++++ RECORD SET

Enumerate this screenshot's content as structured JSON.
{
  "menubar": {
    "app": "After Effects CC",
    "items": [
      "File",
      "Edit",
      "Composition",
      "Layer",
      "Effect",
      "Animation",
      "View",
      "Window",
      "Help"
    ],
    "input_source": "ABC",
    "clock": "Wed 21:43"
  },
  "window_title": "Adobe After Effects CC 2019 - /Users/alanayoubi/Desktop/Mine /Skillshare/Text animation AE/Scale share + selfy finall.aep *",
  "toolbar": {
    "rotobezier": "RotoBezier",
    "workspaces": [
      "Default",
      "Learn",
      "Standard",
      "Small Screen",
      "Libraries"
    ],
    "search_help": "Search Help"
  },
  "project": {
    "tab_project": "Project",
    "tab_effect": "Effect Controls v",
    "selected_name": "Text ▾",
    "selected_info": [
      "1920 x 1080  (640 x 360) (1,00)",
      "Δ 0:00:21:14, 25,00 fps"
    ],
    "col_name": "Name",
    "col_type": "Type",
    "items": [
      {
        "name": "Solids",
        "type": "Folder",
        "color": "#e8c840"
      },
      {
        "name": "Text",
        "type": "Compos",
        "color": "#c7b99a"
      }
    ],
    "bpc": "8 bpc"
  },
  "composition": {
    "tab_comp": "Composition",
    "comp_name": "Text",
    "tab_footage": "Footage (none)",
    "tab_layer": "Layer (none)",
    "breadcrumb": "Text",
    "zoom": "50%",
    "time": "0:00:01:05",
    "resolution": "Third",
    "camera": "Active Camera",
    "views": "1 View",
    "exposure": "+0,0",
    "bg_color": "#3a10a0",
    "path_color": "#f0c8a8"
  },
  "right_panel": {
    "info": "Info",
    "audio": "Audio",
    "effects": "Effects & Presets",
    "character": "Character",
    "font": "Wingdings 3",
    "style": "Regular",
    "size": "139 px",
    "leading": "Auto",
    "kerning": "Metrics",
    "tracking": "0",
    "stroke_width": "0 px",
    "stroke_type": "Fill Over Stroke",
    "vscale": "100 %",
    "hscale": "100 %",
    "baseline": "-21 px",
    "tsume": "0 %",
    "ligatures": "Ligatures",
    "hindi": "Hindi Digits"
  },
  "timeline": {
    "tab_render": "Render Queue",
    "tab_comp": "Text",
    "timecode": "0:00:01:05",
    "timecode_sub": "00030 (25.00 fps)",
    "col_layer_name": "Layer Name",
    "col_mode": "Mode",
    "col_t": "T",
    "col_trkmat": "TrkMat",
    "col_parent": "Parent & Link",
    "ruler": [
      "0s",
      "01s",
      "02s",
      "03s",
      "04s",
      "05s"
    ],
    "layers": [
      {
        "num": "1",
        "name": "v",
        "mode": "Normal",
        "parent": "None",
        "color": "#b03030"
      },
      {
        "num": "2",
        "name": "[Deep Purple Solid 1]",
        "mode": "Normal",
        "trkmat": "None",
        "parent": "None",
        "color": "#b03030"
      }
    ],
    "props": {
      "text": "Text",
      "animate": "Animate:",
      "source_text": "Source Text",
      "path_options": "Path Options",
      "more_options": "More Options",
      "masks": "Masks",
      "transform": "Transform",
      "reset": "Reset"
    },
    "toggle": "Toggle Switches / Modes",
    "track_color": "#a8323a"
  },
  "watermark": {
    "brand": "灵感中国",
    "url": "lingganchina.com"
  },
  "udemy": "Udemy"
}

++++++++

→ DIRECTION:
Each entry above is to be quoted exactly.

→ RESULT FOR THIS TASK:
Enumerate this screenshot's content as structured JSON.
{
  "menubar": {
    "app": "After Effects CC",
    "items": [
      "File",
      "Edit",
      "Composition",
      "Layer",
      "Effect",
      "Animation",
      "View",
      "Window",
      "Help"
    ],
    "input_source": "ABC",
    "clock": "Wed 21:43"
  },
  "window_title": "Adobe After Effects CC 2019 - /Users/alanayoubi/Desktop/Mine /Skillshare/Text animation AE/Scale share + selfy finall.aep *",
  "toolbar": {
    "rotobezier": "RotoBezier",
    "workspaces": [
      "Default",
      "Learn",
      "Standard",
      "Small Screen",
      "Libraries"
    ],
    "search_help": "Search Help"
  },
  "project": {
    "tab_project": "Project",
    "tab_effect": "Effect Controls v",
    "selected_name": "Text ▾",
    "selected_info": [
      "1920 x 1080  (640 x 360) (1,00)",
      "Δ 0:00:21:14, 25,00 fps"
    ],
    "col_name": "Name",
    "col_type": "Type",
    "items": [
      {
        "name": "Solids",
        "type": "Folder",
        "color": "#e8c840"
      },
      {
        "name": "Text",
        "type": "Compos",
        "color": "#c7b99a"
      }
    ],
    "bpc": "8 bpc"
  },
  "composition": {
    "tab_comp": "Composition",
    "comp_name": "Text",
    "tab_footage": "Footage (none)",
    "tab_layer": "Layer (none)",
    "breadcrumb": "Text",
    "zoom": "50%",
    "time": "0:00:01:05",
    "resolution": "Third",
    "camera": "Active Camera",
    "views": "1 View",
    "exposure": "+0,0",
    "bg_color": "#3a10a0",
    "path_color": "#f0c8a8"
  },
  "right_panel": {
    "info": "Info",
    "audio": "Audio",
    "effects": "Effects & Presets",
    "character": "Character",
    "font": "Wingdings 3",
    "style": "Regular",
    "size": "139 px",
    "leading": "Auto",
    "kerning": "Metrics",
    "tracking": "0",
    "stroke_width": "0 px",
    "stroke_type": "Fill Over Stroke",
    "vscale": "100 %",
    "hscale": "100 %",
    "baseline": "-21 px",
    "tsume": "0 %",
    "ligatures": "Ligatures",
    "hindi": "Hindi Digits"
  },
  "timeline": {
    "tab_render": "Render Queue",
    "tab_comp": "Text",
    "timecode": "0:00:01:05",
    "timecode_sub": "00030 (25.00 fps)",
    "col_layer_name": "Layer Name",
    "col_mode": "Mode",
    "col_t": "T",
    "col_trkmat": "TrkMat",
    "col_parent": "Parent & Link",
    "ruler": [
      "0s",
      "01s",
      "02s",
      "03s",
      "04s",
      "05s"
    ],
    "layers": [
      {
        "num": "1",
        "name": "v",
        "mode": "Normal",
        "parent": "None",
        "color": "#b03030"
      },
      {
        "num": "2",
        "name": "[Deep Purple Solid 1]",
        "mode": "Normal",
        "trkmat": "None",
        "parent": "None",
        "color": "#b03030"
      }
    ],
    "props": {
      "text": "Text",
      "animate": "Animate:",
      "source_text": "Source Text",
      "path_options": "Path Options",
      "more_options": "More Options",
      "masks": "Masks",
      "transform": "Transform",
      "reset": "Reset"
    },
    "toggle": "Toggle Switches / Modes",
    "track_color": "#a8323a"
  },
  "watermark": {
    "brand": "灵感中国",
    "url": "lingganchina.com"
  },
  "udemy": "Udemy"
}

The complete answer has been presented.